* Start Records to use *

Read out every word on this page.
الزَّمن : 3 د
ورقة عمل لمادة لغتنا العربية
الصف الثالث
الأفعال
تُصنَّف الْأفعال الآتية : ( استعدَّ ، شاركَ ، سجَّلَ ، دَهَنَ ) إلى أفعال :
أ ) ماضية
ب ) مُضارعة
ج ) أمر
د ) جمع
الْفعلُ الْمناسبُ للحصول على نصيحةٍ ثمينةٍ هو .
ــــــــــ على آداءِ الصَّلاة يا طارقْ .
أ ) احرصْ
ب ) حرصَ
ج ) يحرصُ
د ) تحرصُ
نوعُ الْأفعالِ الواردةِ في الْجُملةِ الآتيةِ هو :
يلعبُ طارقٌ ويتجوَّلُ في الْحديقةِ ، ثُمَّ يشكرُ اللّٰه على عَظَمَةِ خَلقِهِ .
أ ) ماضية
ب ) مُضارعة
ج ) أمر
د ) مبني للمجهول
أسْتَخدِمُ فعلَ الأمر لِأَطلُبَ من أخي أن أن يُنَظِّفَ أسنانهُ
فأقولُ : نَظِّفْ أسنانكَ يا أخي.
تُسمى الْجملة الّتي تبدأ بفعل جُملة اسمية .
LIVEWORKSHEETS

* End Records to use *

▸ **Task details**
Search the data for the word "طارق" and copy each line where it appears.

▸ **Full output**
ــــــــــ على آداءِ الصَّلاة يا طارقْ .
يلعبُ طارقٌ ويتجوَّلُ في الْحديقةِ ، ثُمَّ يشكرُ اللّٰه على عَظَمَةِ خَلقِهِ .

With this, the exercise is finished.